* BEGIN RAW DATA *
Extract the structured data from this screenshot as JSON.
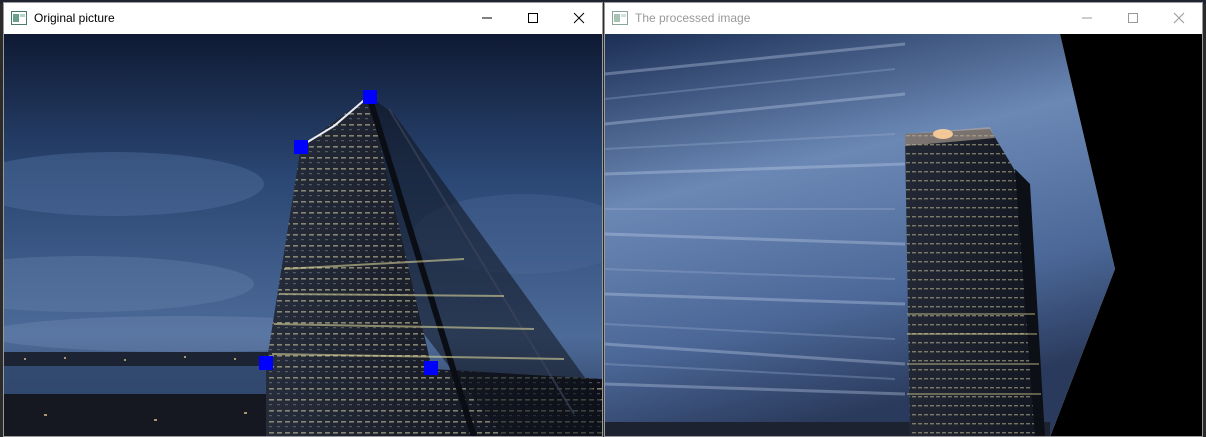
{
  "windows": [
    {
      "title": "Original picture",
      "active": true,
      "icons": [
        "app-icon",
        "minimize-icon",
        "maximize-icon",
        "close-icon"
      ],
      "markers_color": "#0000ff",
      "marker_count": 4
    },
    {
      "title": "The processed image",
      "active": false,
      "icons": [
        "app-icon",
        "minimize-icon",
        "maximize-icon",
        "close-icon"
      ]
    }
  ],
  "colors": {
    "sky_dark": "#0e1a33",
    "sky_mid": "#2c4a7a",
    "sky_light": "#7f9cc4",
    "building": "#1b1f29",
    "window_lights": "#f2e7b0",
    "marker": "#0000ff"
  }
}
* END RAW DATA *
Please repeat the entries exactly. Do not include the pictures.

Extract the structured data from this screenshot as JSON.
{
  "windows": [
    {
      "title": "Original picture",
      "active": true,
      "icons": [
        "app-icon",
        "minimize-icon",
        "maximize-icon",
        "close-icon"
      ],
      "markers_color": "#0000ff",
      "marker_count": 4
    },
    {
      "title": "The processed image",
      "active": false,
      "icons": [
        "app-icon",
        "minimize-icon",
        "maximize-icon",
        "close-icon"
      ]
    }
  ],
  "colors": {
    "sky_dark": "#0e1a33",
    "sky_mid": "#2c4a7a",
    "sky_light": "#7f9cc4",
    "building": "#1b1f29",
    "window_lights": "#f2e7b0",
    "marker": "#0000ff"
  }
}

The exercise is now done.